[WHAT IS ASKED] Would you pull out every line of the material that contains the string "version"?

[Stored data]
Start

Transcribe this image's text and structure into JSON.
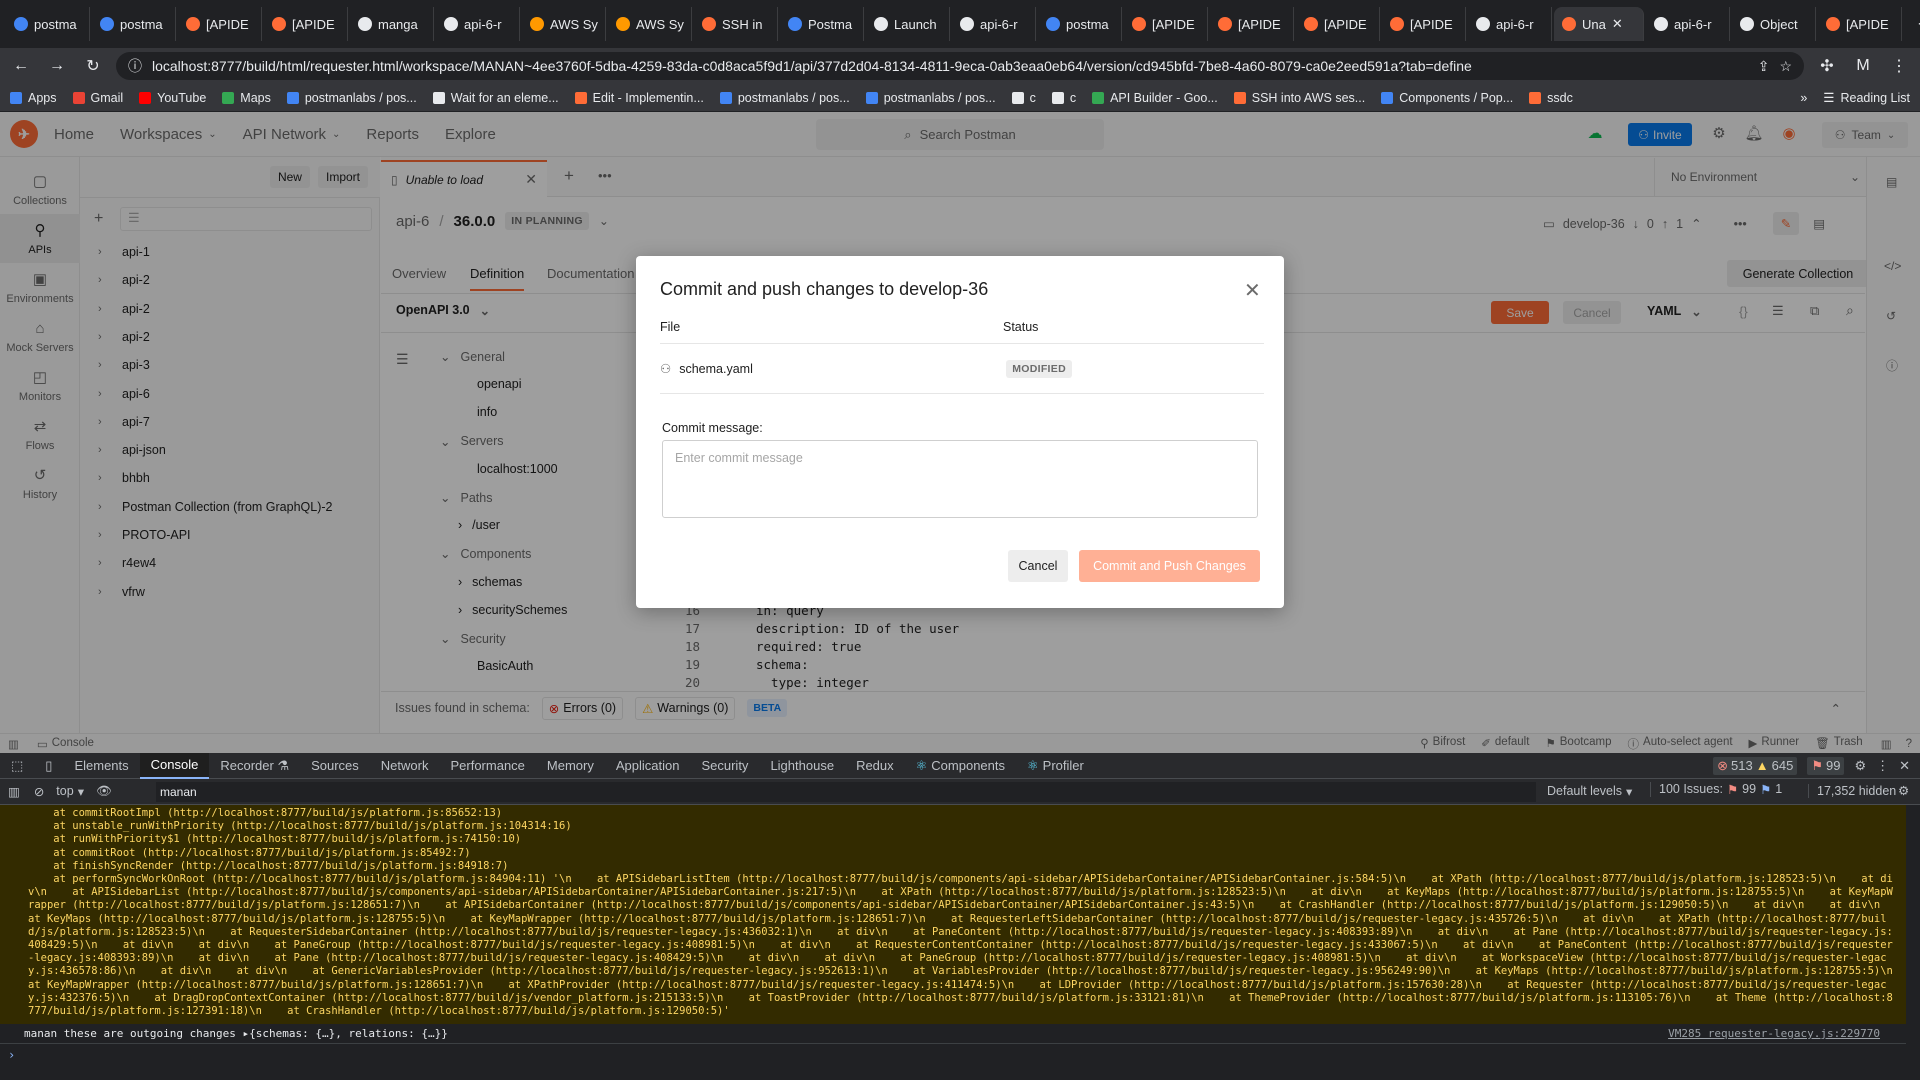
{
  "browser": {
    "tabs": [
      {
        "label": "postma",
        "color": "#4285f4"
      },
      {
        "label": "postma",
        "color": "#4285f4"
      },
      {
        "label": "[APIDE",
        "color": "#ff6c37"
      },
      {
        "label": "[APIDE",
        "color": "#ff6c37"
      },
      {
        "label": "manga",
        "color": "#e8eaed"
      },
      {
        "label": "api-6-r",
        "color": "#e8eaed"
      },
      {
        "label": "AWS Sy",
        "color": "#ff9900"
      },
      {
        "label": "AWS Sy",
        "color": "#ff9900"
      },
      {
        "label": "SSH in",
        "color": "#ff6c37"
      },
      {
        "label": "Postma",
        "color": "#4285f4"
      },
      {
        "label": "Launch",
        "color": "#e8eaed"
      },
      {
        "label": "api-6-r",
        "color": "#e8eaed"
      },
      {
        "label": "postma",
        "color": "#4285f4"
      },
      {
        "label": "[APIDE",
        "color": "#ff6c37"
      },
      {
        "label": "[APIDE",
        "color": "#ff6c37"
      },
      {
        "label": "[APIDE",
        "color": "#ff6c37"
      },
      {
        "label": "[APIDE",
        "color": "#ff6c37"
      },
      {
        "label": "api-6-r",
        "color": "#e8eaed"
      },
      {
        "label": "Una",
        "color": "#ff6c37",
        "active": true
      },
      {
        "label": "api-6-r",
        "color": "#e8eaed"
      },
      {
        "label": "Object",
        "color": "#e8eaed"
      },
      {
        "label": "[APIDE",
        "color": "#ff6c37"
      }
    ],
    "url": "localhost:8777/build/html/requester.html/workspace/MANAN~4ee3760f-5dba-4259-83da-c0d8aca5f9d1/api/377d2d04-8134-4811-9eca-0ab3eaa0eb64/version/cd945bfd-7be8-4a60-8079-ca0e2eed591a?tab=define",
    "profile_initial": "M",
    "bookmarks": [
      {
        "label": "Apps",
        "color": "#4285f4"
      },
      {
        "label": "Gmail",
        "color": "#ea4335"
      },
      {
        "label": "YouTube",
        "color": "#ff0000"
      },
      {
        "label": "Maps",
        "color": "#34a853"
      },
      {
        "label": "postmanlabs / pos...",
        "color": "#4285f4"
      },
      {
        "label": "Wait for an eleme...",
        "color": "#e8eaed"
      },
      {
        "label": "Edit - Implementin...",
        "color": "#ff6c37"
      },
      {
        "label": "postmanlabs / pos...",
        "color": "#4285f4"
      },
      {
        "label": "postmanlabs / pos...",
        "color": "#4285f4"
      },
      {
        "label": "c",
        "color": "#e8eaed"
      },
      {
        "label": "c",
        "color": "#e8eaed"
      },
      {
        "label": "API Builder - Goo...",
        "color": "#34a853"
      },
      {
        "label": "SSH into AWS ses...",
        "color": "#ff6c37"
      },
      {
        "label": "Components / Pop...",
        "color": "#4285f4"
      },
      {
        "label": "ssdc",
        "color": "#ff6c37"
      }
    ],
    "reading_list": "Reading List"
  },
  "header": {
    "nav": [
      "Home",
      "Workspaces",
      "API Network",
      "Reports",
      "Explore"
    ],
    "search_placeholder": "Search Postman",
    "invite": "Invite",
    "team": "Team"
  },
  "rail": [
    {
      "label": "Collections",
      "icon": "collections-icon",
      "glyph": "▢"
    },
    {
      "label": "APIs",
      "icon": "apis-icon",
      "glyph": "⚲",
      "active": true
    },
    {
      "label": "Environments",
      "icon": "environments-icon",
      "glyph": "▣"
    },
    {
      "label": "Mock Servers",
      "icon": "mock-servers-icon",
      "glyph": "⌂"
    },
    {
      "label": "Monitors",
      "icon": "monitors-icon",
      "glyph": "◰"
    },
    {
      "label": "Flows",
      "icon": "flows-icon",
      "glyph": "⇄"
    },
    {
      "label": "History",
      "icon": "history-icon",
      "glyph": "↺"
    }
  ],
  "sidebar": {
    "workspace": "MANAN",
    "new": "New",
    "import": "Import",
    "items": [
      "api-1",
      "api-2",
      "api-2",
      "api-2",
      "api-3",
      "api-6",
      "api-7",
      "api-json",
      "bhbh",
      "Postman Collection (from GraphQL)-2",
      "PROTO-API",
      "r4ew4",
      "vfrw"
    ]
  },
  "main": {
    "tab_label": "Unable to load",
    "environment": "No Environment",
    "api_name": "api-6",
    "version": "36.0.0",
    "stage": "IN PLANNING",
    "branch": "develop-36",
    "behind": "0",
    "ahead": "1",
    "subtabs": [
      "Overview",
      "Definition",
      "Documentation"
    ],
    "generate_collection": "Generate Collection",
    "openapi": "OpenAPI 3.0",
    "save": "Save",
    "cancel": "Cancel",
    "format": "YAML",
    "outline": [
      {
        "label": "General",
        "section": true
      },
      {
        "label": "openapi"
      },
      {
        "label": "info"
      },
      {
        "label": "Servers",
        "section": true
      },
      {
        "label": "localhost:1000"
      },
      {
        "label": "Paths",
        "section": true
      },
      {
        "label": "/user",
        "chev": true
      },
      {
        "label": "Components",
        "section": true
      },
      {
        "label": "schemas",
        "chev": true
      },
      {
        "label": "securitySchemes",
        "chev": true
      },
      {
        "label": "Security",
        "section": true
      },
      {
        "label": "BasicAuth"
      }
    ],
    "code": [
      {
        "n": "16",
        "t": "in: query"
      },
      {
        "n": "17",
        "t": "description: ID of the user"
      },
      {
        "n": "18",
        "t": "required: true"
      },
      {
        "n": "19",
        "t": "schema:"
      },
      {
        "n": "20",
        "t": "  type: integer"
      }
    ],
    "issues_label": "Issues found in schema:",
    "errors": "Errors (0)",
    "warnings": "Warnings (0)",
    "beta": "BETA"
  },
  "statusbar": {
    "console": "Console",
    "items": [
      "Bifrost",
      "default",
      "Bootcamp",
      "Auto-select agent",
      "Runner",
      "Trash"
    ]
  },
  "modal": {
    "title": "Commit and push changes to develop-36",
    "col_file": "File",
    "col_status": "Status",
    "file": "schema.yaml",
    "status": "MODIFIED",
    "commit_label": "Commit message:",
    "commit_placeholder": "Enter commit message",
    "cancel": "Cancel",
    "commit": "Commit and Push Changes"
  },
  "devtools": {
    "tabs": [
      "Elements",
      "Console",
      "Recorder ⚗",
      "Sources",
      "Network",
      "Performance",
      "Memory",
      "Application",
      "Security",
      "Lighthouse",
      "Redux",
      "Components",
      "Profiler"
    ],
    "errors": "513",
    "warnings": "645",
    "issues_count": "99",
    "context": "top",
    "filter": "manan",
    "levels": "Default levels",
    "issues_label": "100 Issues:",
    "issues_err": "99",
    "issues_info": "1",
    "hidden": "17,352 hidden",
    "log_stack": [
      "    at commitRootImpl (http://localhost:8777/build/js/platform.js:85652:13)",
      "    at unstable_runWithPriority (http://localhost:8777/build/js/platform.js:104314:16)",
      "    at runWithPriority$1 (http://localhost:8777/build/js/platform.js:74150:10)",
      "    at commitRoot (http://localhost:8777/build/js/platform.js:85492:7)",
      "    at finishSyncRender (http://localhost:8777/build/js/platform.js:84918:7)",
      "    at performSyncWorkOnRoot (http://localhost:8777/build/js/platform.js:84904:11) '\\n    at APISidebarListItem (http://localhost:8777/build/js/components/api-sidebar/APISidebarContainer/APISidebarContainer.js:584:5)\\n    at XPath (http://localhost:8777/build/js/platform.js:128523:5)\\n    at div\\n    at APISidebarList (http://localhost:8777/build/js/components/api-sidebar/APISidebarContainer/APISidebarContainer.js:217:5)\\n    at XPath (http://localhost:8777/build/js/platform.js:128523:5)\\n    at div\\n    at KeyMaps (http://localhost:8777/build/js/platform.js:128755:5)\\n    at KeyMapWrapper (http://localhost:8777/build/js/platform.js:128651:7)\\n    at APISidebarContainer (http://localhost:8777/build/js/components/api-sidebar/APISidebarContainer/APISidebarContainer.js:43:5)\\n    at CrashHandler (http://localhost:8777/build/js/platform.js:129050:5)\\n    at div\\n    at div\\n    at KeyMaps (http://localhost:8777/build/js/platform.js:128755:5)\\n    at KeyMapWrapper (http://localhost:8777/build/js/platform.js:128651:7)\\n    at RequesterLeftSidebarContainer (http://localhost:8777/build/js/requester-legacy.js:435726:5)\\n    at div\\n    at XPath (http://localhost:8777/build/js/platform.js:128523:5)\\n    at RequesterSidebarContainer (http://localhost:8777/build/js/requester-legacy.js:436032:1)\\n    at div\\n    at PaneContent (http://localhost:8777/build/js/requester-legacy.js:408393:89)\\n    at div\\n    at Pane (http://localhost:8777/build/js/requester-legacy.js:408429:5)\\n    at div\\n    at div\\n    at PaneGroup (http://localhost:8777/build/js/requester-legacy.js:408981:5)\\n    at div\\n    at RequesterContentContainer (http://localhost:8777/build/js/requester-legacy.js:433067:5)\\n    at div\\n    at PaneContent (http://localhost:8777/build/js/requester-legacy.js:408393:89)\\n    at div\\n    at Pane (http://localhost:8777/build/js/requester-legacy.js:408429:5)\\n    at div\\n    at div\\n    at PaneGroup (http://localhost:8777/build/js/requester-legacy.js:408981:5)\\n    at div\\n    at WorkspaceView (http://localhost:8777/build/js/requester-legacy.js:436578:86)\\n    at div\\n    at div\\n    at GenericVariablesProvider (http://localhost:8777/build/js/requester-legacy.js:952613:1)\\n    at VariablesProvider (http://localhost:8777/build/js/requester-legacy.js:956249:90)\\n    at KeyMaps (http://localhost:8777/build/js/platform.js:128755:5)\\n    at KeyMapWrapper (http://localhost:8777/build/js/platform.js:128651:7)\\n    at XPathProvider (http://localhost:8777/build/js/requester-legacy.js:411474:5)\\n    at LDProvider (http://localhost:8777/build/js/platform.js:157630:28)\\n    at Requester (http://localhost:8777/build/js/requester-legacy.js:432376:5)\\n    at DragDropContextContainer (http://localhost:8777/build/js/vendor_platform.js:215133:5)\\n    at ToastProvider (http://localhost:8777/build/js/platform.js:33121:81)\\n    at ThemeProvider (http://localhost:8777/build/js/platform.js:113105:76)\\n    at Theme (http://localhost:8777/build/js/platform.js:127391:18)\\n    at CrashHandler (http://localhost:8777/build/js/platform.js:129050:5)'"
    ],
    "log_line": "manan these are outgoing changes ▸{schemas: {…}, relations: {…}}",
    "log_source": "VM285 requester-legacy.js:229770",
    "prompt": "›"
  }
}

End

[THE COMPLETED TASK]
    "url": "localhost:8777/build/html/requester.html/workspace/MANAN~4ee3760f-5dba-4259-83da-c0d8aca5f9d1/api/377d2d04-8134-4811-9eca-0ab3eaa0eb64/version/cd945bfd-7be8-4a60-8079-ca0e2eed591a?tab=define",
    "version": "36.0.0",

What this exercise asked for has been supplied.